**Work instructions**
Below are the records; pull every line that includes "India".

⟨

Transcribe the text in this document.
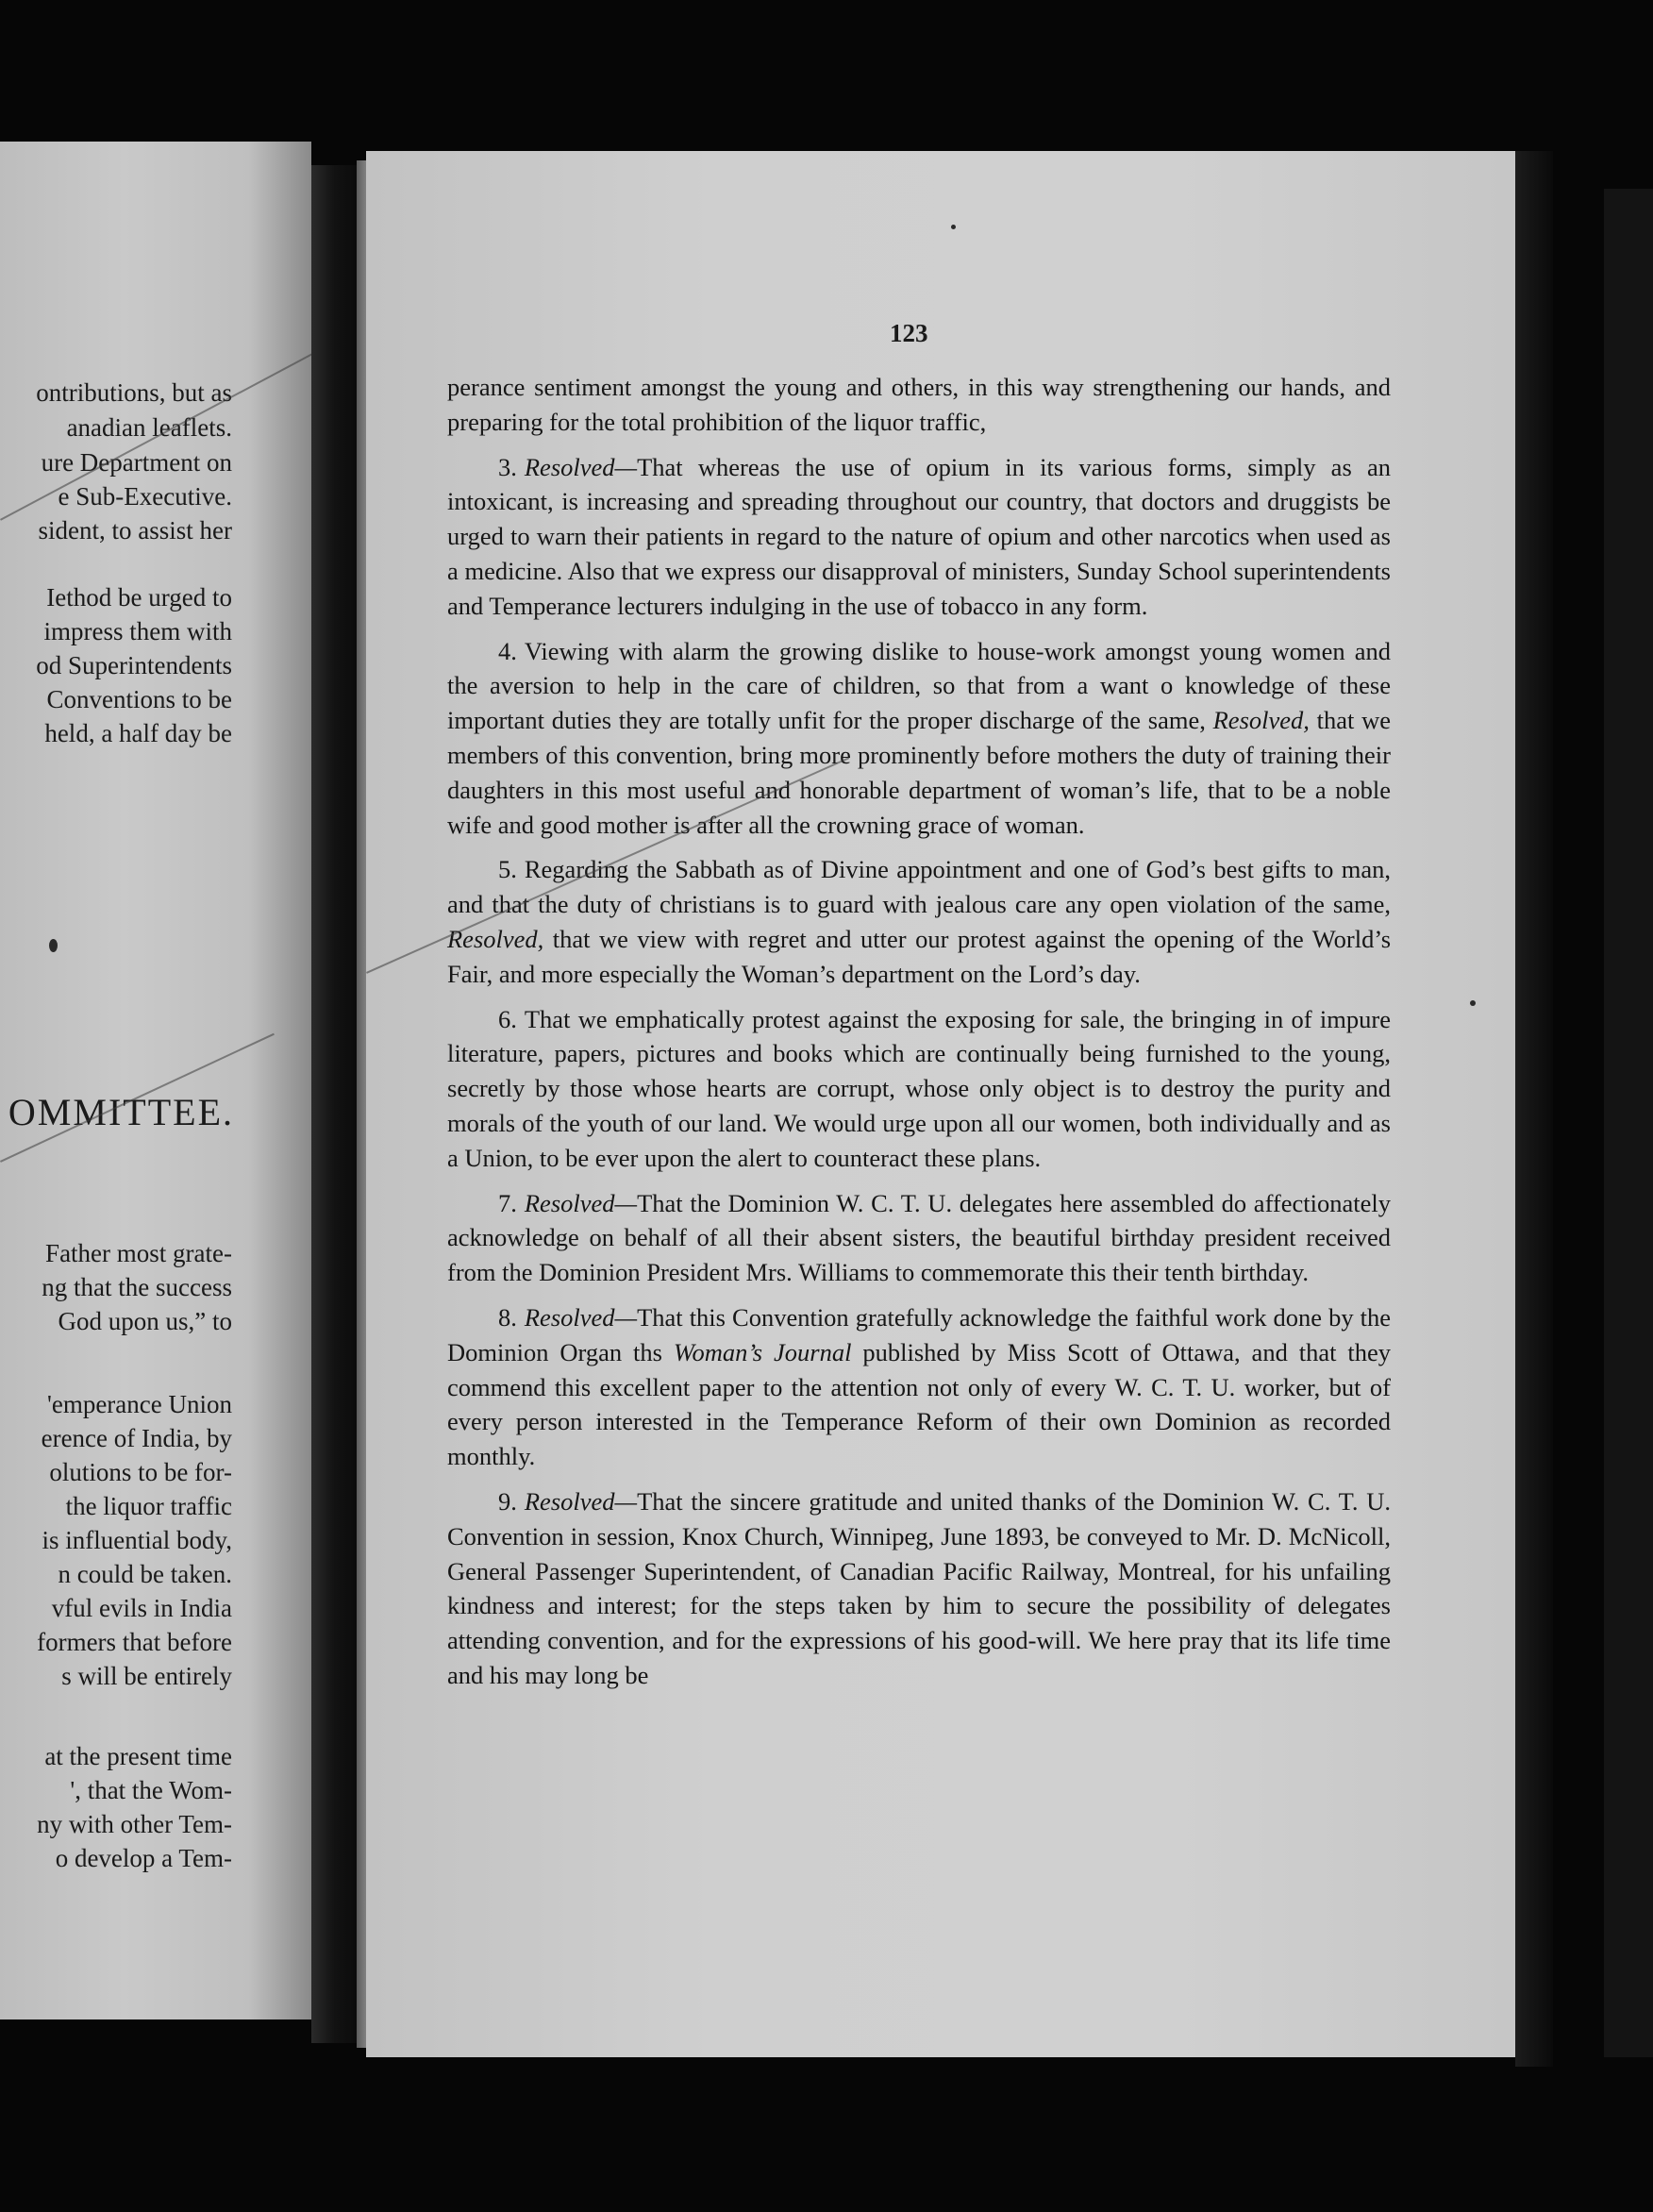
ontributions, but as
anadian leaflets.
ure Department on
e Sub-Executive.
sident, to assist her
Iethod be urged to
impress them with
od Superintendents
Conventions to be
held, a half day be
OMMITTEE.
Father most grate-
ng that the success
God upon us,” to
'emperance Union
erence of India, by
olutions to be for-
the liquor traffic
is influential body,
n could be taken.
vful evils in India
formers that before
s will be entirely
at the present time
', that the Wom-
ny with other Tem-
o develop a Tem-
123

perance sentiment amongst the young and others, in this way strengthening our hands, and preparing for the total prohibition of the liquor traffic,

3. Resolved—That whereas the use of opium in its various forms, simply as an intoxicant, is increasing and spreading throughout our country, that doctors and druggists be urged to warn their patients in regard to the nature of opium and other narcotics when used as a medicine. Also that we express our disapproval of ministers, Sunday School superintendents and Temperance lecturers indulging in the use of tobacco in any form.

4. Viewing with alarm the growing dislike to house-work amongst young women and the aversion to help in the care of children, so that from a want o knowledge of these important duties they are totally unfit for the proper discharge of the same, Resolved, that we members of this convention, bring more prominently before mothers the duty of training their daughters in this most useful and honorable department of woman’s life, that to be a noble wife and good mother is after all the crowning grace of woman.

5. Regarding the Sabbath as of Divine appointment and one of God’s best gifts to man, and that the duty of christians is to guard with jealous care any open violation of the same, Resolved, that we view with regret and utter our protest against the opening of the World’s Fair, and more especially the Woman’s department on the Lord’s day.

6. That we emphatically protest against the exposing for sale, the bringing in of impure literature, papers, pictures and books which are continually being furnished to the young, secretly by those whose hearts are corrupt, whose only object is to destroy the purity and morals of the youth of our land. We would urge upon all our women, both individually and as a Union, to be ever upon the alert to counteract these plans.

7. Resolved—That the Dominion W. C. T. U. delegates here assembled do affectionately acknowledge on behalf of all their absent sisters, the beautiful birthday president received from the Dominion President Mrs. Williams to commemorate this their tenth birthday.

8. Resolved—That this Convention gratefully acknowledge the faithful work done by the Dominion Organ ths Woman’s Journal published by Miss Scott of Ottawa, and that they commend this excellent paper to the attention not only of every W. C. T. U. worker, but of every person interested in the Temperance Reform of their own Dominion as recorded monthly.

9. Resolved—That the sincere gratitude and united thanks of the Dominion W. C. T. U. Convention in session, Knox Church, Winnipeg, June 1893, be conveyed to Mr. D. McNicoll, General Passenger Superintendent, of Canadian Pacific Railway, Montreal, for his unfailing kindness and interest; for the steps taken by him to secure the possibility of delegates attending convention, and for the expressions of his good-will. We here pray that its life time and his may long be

⟩

**Exercise solution**
erence of India, by
vful evils in India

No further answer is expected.